> [PROBLEM] The exercise asks for every line of the data to be reproduced exactly.

> [DATASET RECORDS]
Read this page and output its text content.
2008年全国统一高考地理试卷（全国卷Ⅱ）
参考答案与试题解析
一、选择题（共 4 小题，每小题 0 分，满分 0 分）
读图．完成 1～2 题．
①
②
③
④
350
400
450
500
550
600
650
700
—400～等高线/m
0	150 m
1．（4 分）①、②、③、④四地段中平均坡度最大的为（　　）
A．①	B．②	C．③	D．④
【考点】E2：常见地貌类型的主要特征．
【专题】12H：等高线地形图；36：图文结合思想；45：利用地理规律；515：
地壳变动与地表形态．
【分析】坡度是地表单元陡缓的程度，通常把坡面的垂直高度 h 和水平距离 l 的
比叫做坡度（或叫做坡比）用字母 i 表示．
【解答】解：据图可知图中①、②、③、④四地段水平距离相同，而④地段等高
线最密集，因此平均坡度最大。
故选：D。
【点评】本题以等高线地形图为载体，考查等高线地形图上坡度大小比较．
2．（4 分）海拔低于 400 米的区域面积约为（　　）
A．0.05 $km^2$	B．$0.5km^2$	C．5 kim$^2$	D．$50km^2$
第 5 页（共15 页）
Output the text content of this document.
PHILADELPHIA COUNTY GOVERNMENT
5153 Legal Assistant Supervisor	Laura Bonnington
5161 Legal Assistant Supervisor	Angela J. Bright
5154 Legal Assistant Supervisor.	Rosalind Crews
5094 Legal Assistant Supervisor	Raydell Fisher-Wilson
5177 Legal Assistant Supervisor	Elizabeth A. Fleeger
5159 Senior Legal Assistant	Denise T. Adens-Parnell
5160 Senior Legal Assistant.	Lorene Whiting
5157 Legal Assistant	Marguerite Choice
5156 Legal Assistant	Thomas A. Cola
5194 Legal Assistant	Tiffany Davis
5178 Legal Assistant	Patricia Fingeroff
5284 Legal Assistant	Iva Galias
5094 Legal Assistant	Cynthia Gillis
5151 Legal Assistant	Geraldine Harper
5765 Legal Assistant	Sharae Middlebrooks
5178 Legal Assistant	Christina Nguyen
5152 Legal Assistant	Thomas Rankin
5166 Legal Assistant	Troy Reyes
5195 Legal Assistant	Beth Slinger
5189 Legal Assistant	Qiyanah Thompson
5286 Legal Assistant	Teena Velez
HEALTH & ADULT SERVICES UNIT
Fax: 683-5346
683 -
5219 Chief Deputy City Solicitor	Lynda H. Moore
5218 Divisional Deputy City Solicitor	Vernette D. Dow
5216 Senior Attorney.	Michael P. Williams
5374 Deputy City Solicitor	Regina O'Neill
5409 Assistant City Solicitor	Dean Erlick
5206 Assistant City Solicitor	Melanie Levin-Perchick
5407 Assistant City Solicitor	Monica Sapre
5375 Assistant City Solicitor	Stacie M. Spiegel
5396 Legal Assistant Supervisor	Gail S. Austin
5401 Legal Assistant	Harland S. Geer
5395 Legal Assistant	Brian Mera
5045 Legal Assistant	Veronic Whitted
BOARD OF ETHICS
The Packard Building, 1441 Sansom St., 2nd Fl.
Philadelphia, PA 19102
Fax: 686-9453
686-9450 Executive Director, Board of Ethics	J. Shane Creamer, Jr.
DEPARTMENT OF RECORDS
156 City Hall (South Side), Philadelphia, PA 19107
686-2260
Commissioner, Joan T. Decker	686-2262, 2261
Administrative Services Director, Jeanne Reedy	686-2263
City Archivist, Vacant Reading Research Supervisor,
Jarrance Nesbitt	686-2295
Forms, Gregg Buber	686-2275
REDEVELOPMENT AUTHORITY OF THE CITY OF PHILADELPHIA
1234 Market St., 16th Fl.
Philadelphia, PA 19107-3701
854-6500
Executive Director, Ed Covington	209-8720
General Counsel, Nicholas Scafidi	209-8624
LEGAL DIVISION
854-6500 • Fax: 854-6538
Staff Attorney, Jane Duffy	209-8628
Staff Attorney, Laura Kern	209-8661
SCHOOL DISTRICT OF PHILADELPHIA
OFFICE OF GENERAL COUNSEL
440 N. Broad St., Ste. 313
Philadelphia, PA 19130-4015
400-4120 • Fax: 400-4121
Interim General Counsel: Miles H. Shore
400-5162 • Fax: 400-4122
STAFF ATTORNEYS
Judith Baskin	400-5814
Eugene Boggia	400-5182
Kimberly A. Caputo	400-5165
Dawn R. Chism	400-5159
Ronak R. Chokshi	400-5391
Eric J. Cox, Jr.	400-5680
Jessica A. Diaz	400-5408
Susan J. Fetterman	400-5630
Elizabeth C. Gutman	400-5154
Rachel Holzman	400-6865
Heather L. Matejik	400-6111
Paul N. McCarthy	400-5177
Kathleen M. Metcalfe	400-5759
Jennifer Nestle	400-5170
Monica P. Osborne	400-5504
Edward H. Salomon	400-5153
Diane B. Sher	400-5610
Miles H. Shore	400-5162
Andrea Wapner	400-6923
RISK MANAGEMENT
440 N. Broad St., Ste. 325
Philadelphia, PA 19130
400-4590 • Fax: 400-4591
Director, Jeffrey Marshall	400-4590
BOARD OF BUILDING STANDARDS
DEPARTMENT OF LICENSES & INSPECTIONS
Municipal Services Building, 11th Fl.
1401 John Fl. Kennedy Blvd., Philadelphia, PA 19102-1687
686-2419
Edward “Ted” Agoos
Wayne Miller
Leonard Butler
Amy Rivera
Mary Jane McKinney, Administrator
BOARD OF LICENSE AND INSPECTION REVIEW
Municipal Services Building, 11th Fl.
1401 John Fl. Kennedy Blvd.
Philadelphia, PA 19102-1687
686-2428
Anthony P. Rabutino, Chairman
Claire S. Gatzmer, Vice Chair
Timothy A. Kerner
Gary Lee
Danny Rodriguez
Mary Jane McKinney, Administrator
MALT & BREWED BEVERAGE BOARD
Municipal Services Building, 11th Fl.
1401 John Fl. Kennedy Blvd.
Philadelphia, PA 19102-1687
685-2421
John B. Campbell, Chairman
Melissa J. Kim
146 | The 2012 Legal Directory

> [COMPLETE OUTPUT]
Read this page and output its text content.
2008年全国统一高考地理试卷（全国卷Ⅱ）
参考答案与试题解析
一、选择题（共 4 小题，每小题 0 分，满分 0 分）
读图．完成 1～2 题．
①
②
③
④
350
400
450
500
550
600
650
700
—400～等高线/m
0	150 m
1．（4 分）①、②、③、④四地段中平均坡度最大的为（　　）
A．①	B．②	C．③	D．④
【考点】E2：常见地貌类型的主要特征．
【专题】12H：等高线地形图；36：图文结合思想；45：利用地理规律；515：
地壳变动与地表形态．
【分析】坡度是地表单元陡缓的程度，通常把坡面的垂直高度 h 和水平距离 l 的
比叫做坡度（或叫做坡比）用字母 i 表示．
【解答】解：据图可知图中①、②、③、④四地段水平距离相同，而④地段等高
线最密集，因此平均坡度最大。
故选：D。
【点评】本题以等高线地形图为载体，考查等高线地形图上坡度大小比较．
2．（4 分）海拔低于 400 米的区域面积约为（　　）
A．0.05 $km^2$	B．$0.5km^2$	C．5 kim$^2$	D．$50km^2$
第 5 页（共15 页）
Output the text content of this document.
PHILADELPHIA COUNTY GOVERNMENT
5153 Legal Assistant Supervisor	Laura Bonnington
5161 Legal Assistant Supervisor	Angela J. Bright
5154 Legal Assistant Supervisor.	Rosalind Crews
5094 Legal Assistant Supervisor	Raydell Fisher-Wilson
5177 Legal Assistant Supervisor	Elizabeth A. Fleeger
5159 Senior Legal Assistant	Denise T. Adens-Parnell
5160 Senior Legal Assistant.	Lorene Whiting
5157 Legal Assistant	Marguerite Choice
5156 Legal Assistant	Thomas A. Cola
5194 Legal Assistant	Tiffany Davis
5178 Legal Assistant	Patricia Fingeroff
5284 Legal Assistant	Iva Galias
5094 Legal Assistant	Cynthia Gillis
5151 Legal Assistant	Geraldine Harper
5765 Legal Assistant	Sharae Middlebrooks
5178 Legal Assistant	Christina Nguyen
5152 Legal Assistant	Thomas Rankin
5166 Legal Assistant	Troy Reyes
5195 Legal Assistant	Beth Slinger
5189 Legal Assistant	Qiyanah Thompson
5286 Legal Assistant	Teena Velez
HEALTH & ADULT SERVICES UNIT
Fax: 683-5346
683 -
5219 Chief Deputy City Solicitor	Lynda H. Moore
5218 Divisional Deputy City Solicitor	Vernette D. Dow
5216 Senior Attorney.	Michael P. Williams
5374 Deputy City Solicitor	Regina O'Neill
5409 Assistant City Solicitor	Dean Erlick
5206 Assistant City Solicitor	Melanie Levin-Perchick
5407 Assistant City Solicitor	Monica Sapre
5375 Assistant City Solicitor	Stacie M. Spiegel
5396 Legal Assistant Supervisor	Gail S. Austin
5401 Legal Assistant	Harland S. Geer
5395 Legal Assistant	Brian Mera
5045 Legal Assistant	Veronic Whitted
BOARD OF ETHICS
The Packard Building, 1441 Sansom St., 2nd Fl.
Philadelphia, PA 19102
Fax: 686-9453
686-9450 Executive Director, Board of Ethics	J. Shane Creamer, Jr.
DEPARTMENT OF RECORDS
156 City Hall (South Side), Philadelphia, PA 19107
686-2260
Commissioner, Joan T. Decker	686-2262, 2261
Administrative Services Director, Jeanne Reedy	686-2263
City Archivist, Vacant Reading Research Supervisor,
Jarrance Nesbitt	686-2295
Forms, Gregg Buber	686-2275
REDEVELOPMENT AUTHORITY OF THE CITY OF PHILADELPHIA
1234 Market St., 16th Fl.
Philadelphia, PA 19107-3701
854-6500
Executive Director, Ed Covington	209-8720
General Counsel, Nicholas Scafidi	209-8624
LEGAL DIVISION
854-6500 • Fax: 854-6538
Staff Attorney, Jane Duffy	209-8628
Staff Attorney, Laura Kern	209-8661
SCHOOL DISTRICT OF PHILADELPHIA
OFFICE OF GENERAL COUNSEL
440 N. Broad St., Ste. 313
Philadelphia, PA 19130-4015
400-4120 • Fax: 400-4121
Interim General Counsel: Miles H. Shore
400-5162 • Fax: 400-4122
STAFF ATTORNEYS
Judith Baskin	400-5814
Eugene Boggia	400-5182
Kimberly A. Caputo	400-5165
Dawn R. Chism	400-5159
Ronak R. Chokshi	400-5391
Eric J. Cox, Jr.	400-5680
Jessica A. Diaz	400-5408
Susan J. Fetterman	400-5630
Elizabeth C. Gutman	400-5154
Rachel Holzman	400-6865
Heather L. Matejik	400-6111
Paul N. McCarthy	400-5177
Kathleen M. Metcalfe	400-5759
Jennifer Nestle	400-5170
Monica P. Osborne	400-5504
Edward H. Salomon	400-5153
Diane B. Sher	400-5610
Miles H. Shore	400-5162
Andrea Wapner	400-6923
RISK MANAGEMENT
440 N. Broad St., Ste. 325
Philadelphia, PA 19130
400-4590 • Fax: 400-4591
Director, Jeffrey Marshall	400-4590
BOARD OF BUILDING STANDARDS
DEPARTMENT OF LICENSES & INSPECTIONS
Municipal Services Building, 11th Fl.
1401 John Fl. Kennedy Blvd., Philadelphia, PA 19102-1687
686-2419
Edward “Ted” Agoos
Wayne Miller
Leonard Butler
Amy Rivera
Mary Jane McKinney, Administrator
BOARD OF LICENSE AND INSPECTION REVIEW
Municipal Services Building, 11th Fl.
1401 John Fl. Kennedy Blvd.
Philadelphia, PA 19102-1687
686-2428
Anthony P. Rabutino, Chairman
Claire S. Gatzmer, Vice Chair
Timothy A. Kerner
Gary Lee
Danny Rodriguez
Mary Jane McKinney, Administrator
MALT & BREWED BEVERAGE BOARD
Municipal Services Building, 11th Fl.
1401 John Fl. Kennedy Blvd.
Philadelphia, PA 19102-1687
685-2421
John B. Campbell, Chairman
Melissa J. Kim
146 | The 2012 Legal Directory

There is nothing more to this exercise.